#### What you have to do:
Each line from the one that contains "Decode this image" to the end of the material must be set down exactly, and no line before it.

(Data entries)

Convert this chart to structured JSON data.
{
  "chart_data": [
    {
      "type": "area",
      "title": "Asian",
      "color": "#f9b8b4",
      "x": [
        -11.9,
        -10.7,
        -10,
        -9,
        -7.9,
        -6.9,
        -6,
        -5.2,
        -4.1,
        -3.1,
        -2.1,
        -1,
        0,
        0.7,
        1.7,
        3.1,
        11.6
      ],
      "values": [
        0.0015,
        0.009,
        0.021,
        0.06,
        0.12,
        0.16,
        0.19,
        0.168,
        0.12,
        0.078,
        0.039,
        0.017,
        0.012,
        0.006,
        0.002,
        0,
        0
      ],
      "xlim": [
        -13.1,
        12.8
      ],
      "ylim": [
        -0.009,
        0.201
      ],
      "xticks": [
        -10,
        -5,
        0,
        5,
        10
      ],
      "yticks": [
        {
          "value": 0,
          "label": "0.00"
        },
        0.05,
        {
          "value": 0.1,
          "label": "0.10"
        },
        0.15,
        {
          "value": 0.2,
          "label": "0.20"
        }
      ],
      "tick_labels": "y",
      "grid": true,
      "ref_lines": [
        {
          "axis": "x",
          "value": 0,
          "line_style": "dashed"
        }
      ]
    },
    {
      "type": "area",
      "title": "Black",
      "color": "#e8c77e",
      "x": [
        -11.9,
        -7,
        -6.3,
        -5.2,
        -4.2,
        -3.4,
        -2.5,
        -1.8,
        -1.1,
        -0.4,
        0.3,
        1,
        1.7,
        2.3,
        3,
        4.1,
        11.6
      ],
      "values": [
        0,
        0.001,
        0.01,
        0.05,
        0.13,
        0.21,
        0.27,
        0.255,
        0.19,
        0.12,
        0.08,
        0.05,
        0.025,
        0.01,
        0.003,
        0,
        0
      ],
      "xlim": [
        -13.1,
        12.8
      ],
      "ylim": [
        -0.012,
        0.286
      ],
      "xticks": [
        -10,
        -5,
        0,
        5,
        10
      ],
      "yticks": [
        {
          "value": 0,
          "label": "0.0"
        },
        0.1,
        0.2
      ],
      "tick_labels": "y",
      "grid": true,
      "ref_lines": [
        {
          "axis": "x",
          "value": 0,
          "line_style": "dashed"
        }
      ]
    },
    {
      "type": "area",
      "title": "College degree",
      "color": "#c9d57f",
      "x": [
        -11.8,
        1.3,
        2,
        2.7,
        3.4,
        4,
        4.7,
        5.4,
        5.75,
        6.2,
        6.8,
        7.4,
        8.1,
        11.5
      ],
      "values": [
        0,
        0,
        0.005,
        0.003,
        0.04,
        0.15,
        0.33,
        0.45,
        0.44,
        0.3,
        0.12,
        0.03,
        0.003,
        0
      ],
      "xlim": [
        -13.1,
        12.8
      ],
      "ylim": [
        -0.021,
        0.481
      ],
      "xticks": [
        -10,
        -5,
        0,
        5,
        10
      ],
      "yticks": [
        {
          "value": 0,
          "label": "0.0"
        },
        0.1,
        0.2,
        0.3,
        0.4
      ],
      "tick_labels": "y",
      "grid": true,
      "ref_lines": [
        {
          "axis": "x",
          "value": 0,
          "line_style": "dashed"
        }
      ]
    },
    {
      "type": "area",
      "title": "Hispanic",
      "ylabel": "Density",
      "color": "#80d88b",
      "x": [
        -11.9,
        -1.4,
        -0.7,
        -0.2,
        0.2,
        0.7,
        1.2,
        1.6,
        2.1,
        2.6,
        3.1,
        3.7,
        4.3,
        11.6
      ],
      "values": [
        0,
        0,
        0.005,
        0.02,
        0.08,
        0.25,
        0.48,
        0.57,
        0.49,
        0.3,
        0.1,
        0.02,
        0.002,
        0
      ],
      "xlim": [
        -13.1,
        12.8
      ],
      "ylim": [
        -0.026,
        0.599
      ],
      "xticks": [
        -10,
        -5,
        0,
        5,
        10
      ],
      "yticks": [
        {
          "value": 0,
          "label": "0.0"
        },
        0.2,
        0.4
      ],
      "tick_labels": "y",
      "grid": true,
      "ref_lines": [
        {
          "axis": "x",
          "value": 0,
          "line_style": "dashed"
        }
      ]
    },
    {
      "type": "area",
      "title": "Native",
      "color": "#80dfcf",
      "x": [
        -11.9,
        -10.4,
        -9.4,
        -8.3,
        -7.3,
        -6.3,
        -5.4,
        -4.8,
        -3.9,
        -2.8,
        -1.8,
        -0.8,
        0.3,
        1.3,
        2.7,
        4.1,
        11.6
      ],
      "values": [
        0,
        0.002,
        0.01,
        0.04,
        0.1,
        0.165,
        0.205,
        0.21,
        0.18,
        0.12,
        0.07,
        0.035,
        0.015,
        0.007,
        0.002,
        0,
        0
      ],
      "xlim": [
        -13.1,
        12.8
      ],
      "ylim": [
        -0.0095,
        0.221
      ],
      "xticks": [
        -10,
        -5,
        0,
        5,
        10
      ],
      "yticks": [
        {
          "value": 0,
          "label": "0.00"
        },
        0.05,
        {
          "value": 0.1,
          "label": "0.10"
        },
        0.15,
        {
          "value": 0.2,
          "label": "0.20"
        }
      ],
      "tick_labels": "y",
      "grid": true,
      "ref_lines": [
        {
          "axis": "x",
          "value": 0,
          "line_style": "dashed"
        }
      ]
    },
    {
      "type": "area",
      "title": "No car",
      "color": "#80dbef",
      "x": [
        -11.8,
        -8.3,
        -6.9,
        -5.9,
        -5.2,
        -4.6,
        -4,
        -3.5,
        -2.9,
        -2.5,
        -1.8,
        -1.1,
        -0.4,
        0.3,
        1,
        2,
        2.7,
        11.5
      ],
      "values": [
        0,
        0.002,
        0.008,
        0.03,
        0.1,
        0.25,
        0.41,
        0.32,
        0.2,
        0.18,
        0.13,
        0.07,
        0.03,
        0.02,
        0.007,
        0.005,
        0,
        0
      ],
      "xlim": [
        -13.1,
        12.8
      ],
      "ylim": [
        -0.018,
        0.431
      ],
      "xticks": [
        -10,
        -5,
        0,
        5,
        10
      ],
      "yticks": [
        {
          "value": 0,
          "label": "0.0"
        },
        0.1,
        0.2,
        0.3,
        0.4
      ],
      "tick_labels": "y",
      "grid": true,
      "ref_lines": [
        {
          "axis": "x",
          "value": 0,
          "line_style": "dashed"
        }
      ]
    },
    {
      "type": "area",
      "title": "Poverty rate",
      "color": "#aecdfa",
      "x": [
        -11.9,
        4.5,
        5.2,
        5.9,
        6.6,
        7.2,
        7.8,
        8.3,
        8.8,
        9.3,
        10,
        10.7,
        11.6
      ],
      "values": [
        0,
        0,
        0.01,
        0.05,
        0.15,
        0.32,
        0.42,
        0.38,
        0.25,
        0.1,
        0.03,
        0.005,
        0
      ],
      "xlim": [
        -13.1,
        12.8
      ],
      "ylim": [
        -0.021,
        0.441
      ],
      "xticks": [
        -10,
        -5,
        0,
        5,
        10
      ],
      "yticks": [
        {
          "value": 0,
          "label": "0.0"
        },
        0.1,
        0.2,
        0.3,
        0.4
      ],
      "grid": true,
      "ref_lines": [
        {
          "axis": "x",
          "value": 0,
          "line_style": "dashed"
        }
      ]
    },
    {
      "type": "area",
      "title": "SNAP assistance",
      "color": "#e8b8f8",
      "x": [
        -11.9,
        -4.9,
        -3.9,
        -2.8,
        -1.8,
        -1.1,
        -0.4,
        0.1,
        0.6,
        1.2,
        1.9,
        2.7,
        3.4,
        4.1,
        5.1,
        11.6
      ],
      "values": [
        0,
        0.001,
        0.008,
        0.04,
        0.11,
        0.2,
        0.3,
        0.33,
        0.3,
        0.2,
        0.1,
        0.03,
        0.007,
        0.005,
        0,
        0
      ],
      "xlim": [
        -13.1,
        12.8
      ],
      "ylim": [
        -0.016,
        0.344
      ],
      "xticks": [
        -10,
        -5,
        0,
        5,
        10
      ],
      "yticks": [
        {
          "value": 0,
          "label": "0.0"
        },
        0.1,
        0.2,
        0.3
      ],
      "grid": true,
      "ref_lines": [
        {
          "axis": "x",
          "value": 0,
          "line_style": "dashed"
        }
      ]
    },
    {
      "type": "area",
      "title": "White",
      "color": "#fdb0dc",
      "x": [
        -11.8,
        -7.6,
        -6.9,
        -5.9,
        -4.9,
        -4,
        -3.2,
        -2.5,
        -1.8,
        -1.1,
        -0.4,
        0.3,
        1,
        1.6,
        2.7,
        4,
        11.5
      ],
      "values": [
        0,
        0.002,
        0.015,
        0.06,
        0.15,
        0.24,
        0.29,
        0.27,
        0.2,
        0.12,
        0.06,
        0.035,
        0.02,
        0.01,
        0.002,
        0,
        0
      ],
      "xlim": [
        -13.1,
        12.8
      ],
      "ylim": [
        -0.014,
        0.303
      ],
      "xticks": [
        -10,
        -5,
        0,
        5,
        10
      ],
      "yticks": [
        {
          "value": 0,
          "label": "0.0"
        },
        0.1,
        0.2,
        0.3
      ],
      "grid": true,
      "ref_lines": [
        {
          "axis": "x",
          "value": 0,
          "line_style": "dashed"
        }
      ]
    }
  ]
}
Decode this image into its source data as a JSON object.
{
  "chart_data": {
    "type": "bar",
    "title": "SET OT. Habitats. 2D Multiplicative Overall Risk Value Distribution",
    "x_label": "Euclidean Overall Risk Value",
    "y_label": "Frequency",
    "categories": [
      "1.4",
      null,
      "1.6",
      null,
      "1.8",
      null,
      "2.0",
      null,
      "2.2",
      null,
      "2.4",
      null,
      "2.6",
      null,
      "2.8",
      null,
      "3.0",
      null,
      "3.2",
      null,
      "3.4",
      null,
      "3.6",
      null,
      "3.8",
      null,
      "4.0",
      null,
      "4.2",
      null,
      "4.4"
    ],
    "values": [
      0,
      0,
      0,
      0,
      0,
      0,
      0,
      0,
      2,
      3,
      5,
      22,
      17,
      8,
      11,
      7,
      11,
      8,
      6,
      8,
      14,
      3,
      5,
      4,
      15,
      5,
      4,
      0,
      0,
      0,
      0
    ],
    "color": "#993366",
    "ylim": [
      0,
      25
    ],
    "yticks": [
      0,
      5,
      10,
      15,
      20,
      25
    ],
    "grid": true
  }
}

#### Task solution:
Decode this image into its source data as a JSON object.
{
  "chart_data": {
    "type": "bar",
    "title": "SET OT. Habitats. 2D Multiplicative Overall Risk Value Distribution",
    "x_label": "Euclidean Overall Risk Value",
    "y_label": "Frequency",
    "categories": [
      "1.4",
      null,
      "1.6",
      null,
      "1.8",
      null,
      "2.0",
      null,
      "2.2",
      null,
      "2.4",
      null,
      "2.6",
      null,
      "2.8",
      null,
      "3.0",
      null,
      "3.2",
      null,
      "3.4",
      null,
      "3.6",
      null,
      "3.8",
      null,
      "4.0",
      null,
      "4.2",
      null,
      "4.4"
    ],
    "values": [
      0,
      0,
      0,
      0,
      0,
      0,
      0,
      0,
      2,
      3,
      5,
      22,
      17,
      8,
      11,
      7,
      11,
      8,
      6,
      8,
      14,
      3,
      5,
      4,
      15,
      5,
      4,
      0,
      0,
      0,
      0
    ],
    "color": "#993366",
    "ylim": [
      0,
      25
    ],
    "yticks": [
      0,
      5,
      10,
      15,
      20,
      25
    ],
    "grid": true
  }
}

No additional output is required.